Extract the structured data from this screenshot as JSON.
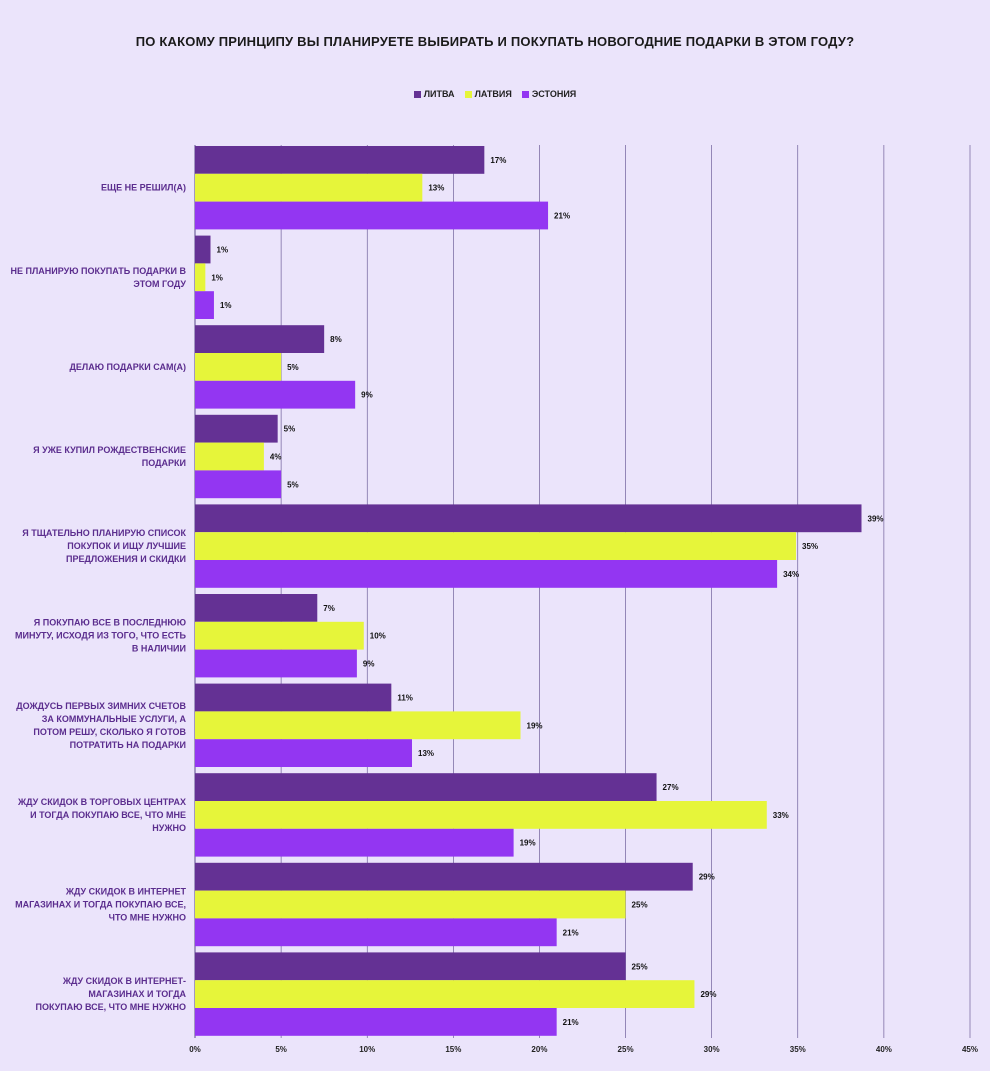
{
  "chart_data": {
    "type": "bar",
    "orientation": "horizontal",
    "title": "ПО КАКОМУ ПРИНЦИПУ ВЫ ПЛАНИРУЕТЕ ВЫБИРАТЬ И ПОКУПАТЬ НОВОГОДНИЕ ПОДАРКИ В ЭТОМ ГОДУ?",
    "legend_position": "top-center",
    "grid": true,
    "xlim": [
      0,
      45
    ],
    "x_ticks": [
      "0%",
      "5%",
      "10%",
      "15%",
      "20%",
      "25%",
      "30%",
      "35%",
      "40%",
      "45%"
    ],
    "categories": [
      [
        "ЕЩЕ НЕ РЕШИЛ(А)"
      ],
      [
        "НЕ ПЛАНИРУЮ ПОКУПАТЬ ПОДАРКИ В",
        "ЭТОМ ГОДУ"
      ],
      [
        "ДЕЛАЮ ПОДАРКИ САМ(А)"
      ],
      [
        "Я УЖЕ КУПИЛ РОЖДЕСТВЕНСКИЕ",
        "ПОДАРКИ"
      ],
      [
        "Я ТЩАТЕЛЬНО ПЛАНИРУЮ СПИСОК",
        "ПОКУПОК И ИЩУ ЛУЧШИЕ",
        "ПРЕДЛОЖЕНИЯ И СКИДКИ"
      ],
      [
        "Я ПОКУПАЮ ВСЕ В ПОСЛЕДНЮЮ",
        "МИНУТУ, ИСХОДЯ ИЗ ТОГО, ЧТО ЕСТЬ",
        "В НАЛИЧИИ"
      ],
      [
        "ДОЖДУСЬ ПЕРВЫХ ЗИМНИХ СЧЕТОВ",
        "ЗА КОММУНАЛЬНЫЕ УСЛУГИ, А",
        "ПОТОМ РЕШУ, СКОЛЬКО Я ГОТОВ",
        "ПОТРАТИТЬ НА ПОДАРКИ"
      ],
      [
        "ЖДУ СКИДОК В ТОРГОВЫХ ЦЕНТРАХ",
        "И ТОГДА ПОКУПАЮ ВСЕ, ЧТО МНЕ",
        "НУЖНО"
      ],
      [
        "ЖДУ СКИДОК В ИНТЕРНЕТ",
        "МАГАЗИНАХ И ТОГДА ПОКУПАЮ ВСЕ,",
        "ЧТО МНЕ НУЖНО"
      ],
      [
        "ЖДУ СКИДОК В ИНТЕРНЕТ-",
        "МАГАЗИНАХ И ТОГДА",
        "ПОКУПАЮ ВСЕ, ЧТО МНЕ НУЖНО"
      ]
    ],
    "series": [
      {
        "name": "ЛИТВА",
        "color": "#643194",
        "values": [
          16.8,
          0.9,
          7.5,
          4.8,
          38.7,
          7.1,
          11.4,
          26.8,
          28.9,
          25.0
        ],
        "labels": [
          "17%",
          "1%",
          "8%",
          "5%",
          "39%",
          "7%",
          "11%",
          "27%",
          "29%",
          "25%"
        ]
      },
      {
        "name": "ЛАТВИЯ",
        "color": "#e6f53a",
        "values": [
          13.2,
          0.6,
          5.0,
          4.0,
          34.9,
          9.8,
          18.9,
          33.2,
          25.0,
          29.0
        ],
        "labels": [
          "13%",
          "1%",
          "5%",
          "4%",
          "35%",
          "10%",
          "19%",
          "33%",
          "25%",
          "29%"
        ]
      },
      {
        "name": "ЭСТОНИЯ",
        "color": "#9336f2",
        "values": [
          20.5,
          1.1,
          9.3,
          5.0,
          33.8,
          9.4,
          12.6,
          18.5,
          21.0,
          21.0
        ],
        "labels": [
          "21%",
          "1%",
          "9%",
          "5%",
          "34%",
          "9%",
          "13%",
          "19%",
          "21%",
          "21%"
        ]
      }
    ]
  },
  "colors": {
    "background": "#ebe4fb",
    "grid": "#5a4a8a",
    "category_text": "#5b2d8e"
  }
}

+++

Stated task: Set down the material exactly, every line of it, except for the pictures.

Result for this task:
Extract the structured data from this screenshot as JSON.
{
  "chart_data": {
    "type": "bar",
    "orientation": "horizontal",
    "title": "ПО КАКОМУ ПРИНЦИПУ ВЫ ПЛАНИРУЕТЕ ВЫБИРАТЬ И ПОКУПАТЬ НОВОГОДНИЕ ПОДАРКИ В ЭТОМ ГОДУ?",
    "legend_position": "top-center",
    "grid": true,
    "xlim": [
      0,
      45
    ],
    "x_ticks": [
      "0%",
      "5%",
      "10%",
      "15%",
      "20%",
      "25%",
      "30%",
      "35%",
      "40%",
      "45%"
    ],
    "categories": [
      [
        "ЕЩЕ НЕ РЕШИЛ(А)"
      ],
      [
        "НЕ ПЛАНИРУЮ ПОКУПАТЬ ПОДАРКИ В",
        "ЭТОМ ГОДУ"
      ],
      [
        "ДЕЛАЮ ПОДАРКИ САМ(А)"
      ],
      [
        "Я УЖЕ КУПИЛ РОЖДЕСТВЕНСКИЕ",
        "ПОДАРКИ"
      ],
      [
        "Я ТЩАТЕЛЬНО ПЛАНИРУЮ СПИСОК",
        "ПОКУПОК И ИЩУ ЛУЧШИЕ",
        "ПРЕДЛОЖЕНИЯ И СКИДКИ"
      ],
      [
        "Я ПОКУПАЮ ВСЕ В ПОСЛЕДНЮЮ",
        "МИНУТУ, ИСХОДЯ ИЗ ТОГО, ЧТО ЕСТЬ",
        "В НАЛИЧИИ"
      ],
      [
        "ДОЖДУСЬ ПЕРВЫХ ЗИМНИХ СЧЕТОВ",
        "ЗА КОММУНАЛЬНЫЕ УСЛУГИ, А",
        "ПОТОМ РЕШУ, СКОЛЬКО Я ГОТОВ",
        "ПОТРАТИТЬ НА ПОДАРКИ"
      ],
      [
        "ЖДУ СКИДОК В ТОРГОВЫХ ЦЕНТРАХ",
        "И ТОГДА ПОКУПАЮ ВСЕ, ЧТО МНЕ",
        "НУЖНО"
      ],
      [
        "ЖДУ СКИДОК В ИНТЕРНЕТ",
        "МАГАЗИНАХ И ТОГДА ПОКУПАЮ ВСЕ,",
        "ЧТО МНЕ НУЖНО"
      ],
      [
        "ЖДУ СКИДОК В ИНТЕРНЕТ-",
        "МАГАЗИНАХ И ТОГДА",
        "ПОКУПАЮ ВСЕ, ЧТО МНЕ НУЖНО"
      ]
    ],
    "series": [
      {
        "name": "ЛИТВА",
        "color": "#643194",
        "values": [
          16.8,
          0.9,
          7.5,
          4.8,
          38.7,
          7.1,
          11.4,
          26.8,
          28.9,
          25.0
        ],
        "labels": [
          "17%",
          "1%",
          "8%",
          "5%",
          "39%",
          "7%",
          "11%",
          "27%",
          "29%",
          "25%"
        ]
      },
      {
        "name": "ЛАТВИЯ",
        "color": "#e6f53a",
        "values": [
          13.2,
          0.6,
          5.0,
          4.0,
          34.9,
          9.8,
          18.9,
          33.2,
          25.0,
          29.0
        ],
        "labels": [
          "13%",
          "1%",
          "5%",
          "4%",
          "35%",
          "10%",
          "19%",
          "33%",
          "25%",
          "29%"
        ]
      },
      {
        "name": "ЭСТОНИЯ",
        "color": "#9336f2",
        "values": [
          20.5,
          1.1,
          9.3,
          5.0,
          33.8,
          9.4,
          12.6,
          18.5,
          21.0,
          21.0
        ],
        "labels": [
          "21%",
          "1%",
          "9%",
          "5%",
          "34%",
          "9%",
          "13%",
          "19%",
          "21%",
          "21%"
        ]
      }
    ]
  },
  "colors": {
    "background": "#ebe4fb",
    "grid": "#5a4a8a",
    "category_text": "#5b2d8e"
  }
}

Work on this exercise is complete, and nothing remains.